=== YOUR TASK ===
Please copy every line of the records below that holds the word "start".

=== EXTRACTED MATERIAL ===

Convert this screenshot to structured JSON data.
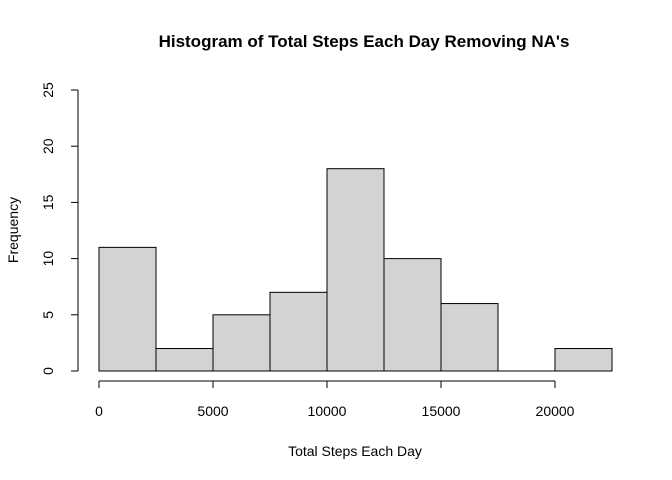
{
  "chart_data": {
    "type": "bar",
    "title": "Histogram of Total Steps Each Day Removing NA's",
    "xlabel": "Total Steps Each Day",
    "ylabel": "Frequency",
    "bins": [
      {
        "start": 0,
        "end": 2500,
        "count": 11
      },
      {
        "start": 2500,
        "end": 5000,
        "count": 2
      },
      {
        "start": 5000,
        "end": 7500,
        "count": 5
      },
      {
        "start": 7500,
        "end": 10000,
        "count": 7
      },
      {
        "start": 10000,
        "end": 12500,
        "count": 18
      },
      {
        "start": 12500,
        "end": 15000,
        "count": 10
      },
      {
        "start": 15000,
        "end": 17500,
        "count": 6
      },
      {
        "start": 17500,
        "end": 20000,
        "count": 0
      },
      {
        "start": 20000,
        "end": 22500,
        "count": 2
      }
    ],
    "xticks": [
      0,
      5000,
      10000,
      15000,
      20000
    ],
    "yticks": [
      0,
      5,
      10,
      15,
      20,
      25
    ],
    "xlim": [
      0,
      22500
    ],
    "ylim": [
      0,
      25
    ],
    "bar_color": "#d3d3d3",
    "grid": false
  }
}
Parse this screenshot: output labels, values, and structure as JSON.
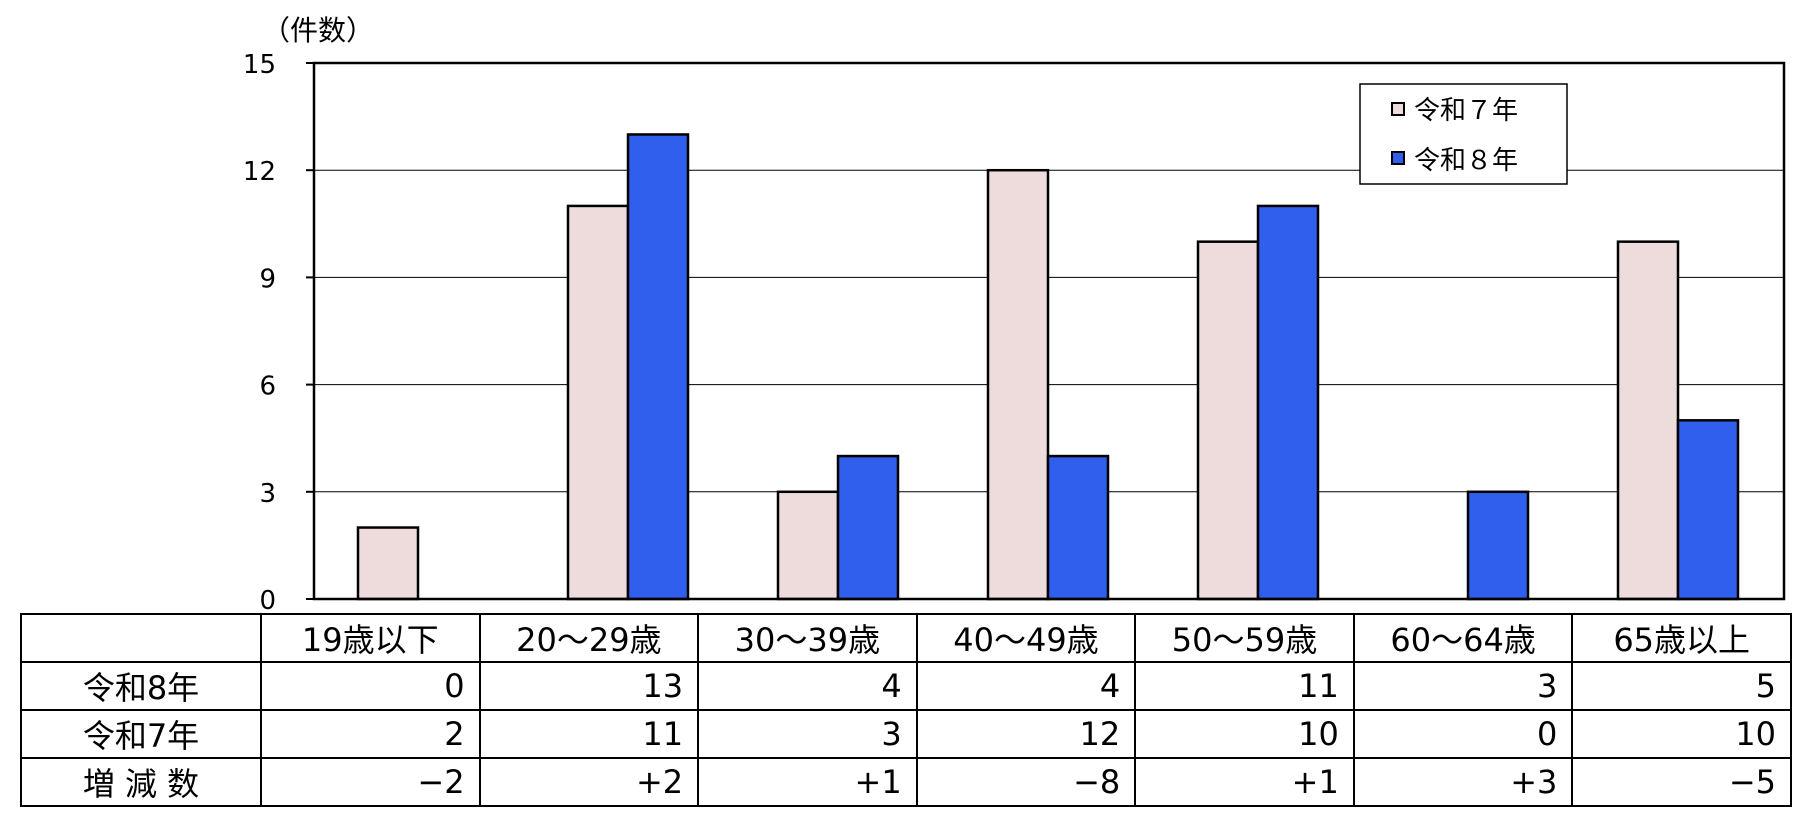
{
  "chart_data": {
    "type": "bar",
    "unit_label": "（件数）",
    "categories": [
      "19歳以下",
      "20～29歳",
      "30～39歳",
      "40～49歳",
      "50～59歳",
      "60～64歳",
      "65歳以上"
    ],
    "series": [
      {
        "name": "令和７年",
        "values": [
          2,
          11,
          3,
          12,
          10,
          0,
          10
        ],
        "color": "#eedcdc"
      },
      {
        "name": "令和８年",
        "values": [
          0,
          13,
          4,
          4,
          11,
          3,
          5
        ],
        "color": "#2f5fec"
      }
    ],
    "ylim": [
      0,
      15
    ],
    "yticks": [
      "0",
      "3",
      "6",
      "9",
      "12",
      "15"
    ],
    "grid": true,
    "legend_position": "top-right"
  },
  "table": {
    "header": [
      "19歳以下",
      "20～29歳",
      "30～39歳",
      "40～49歳",
      "50～59歳",
      "60～64歳",
      "65歳以上"
    ],
    "rows": [
      {
        "label": "令和8年",
        "values": [
          "0",
          "13",
          "4",
          "4",
          "11",
          "3",
          "5"
        ]
      },
      {
        "label": "令和7年",
        "values": [
          "2",
          "11",
          "3",
          "12",
          "10",
          "0",
          "10"
        ]
      },
      {
        "label": "増 減 数",
        "values": [
          "−2",
          "+2",
          "+1",
          "−8",
          "+1",
          "+3",
          "−5"
        ]
      }
    ]
  }
}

=== EXERCISE SOLUTION ===
        "start": 0,
        "start": 2500,
        "start": 5000,
        "start": 7500,
        "start": 10000,
        "start": 12500,
        "start": 15000,
        "start": 17500,
        "start": 20000,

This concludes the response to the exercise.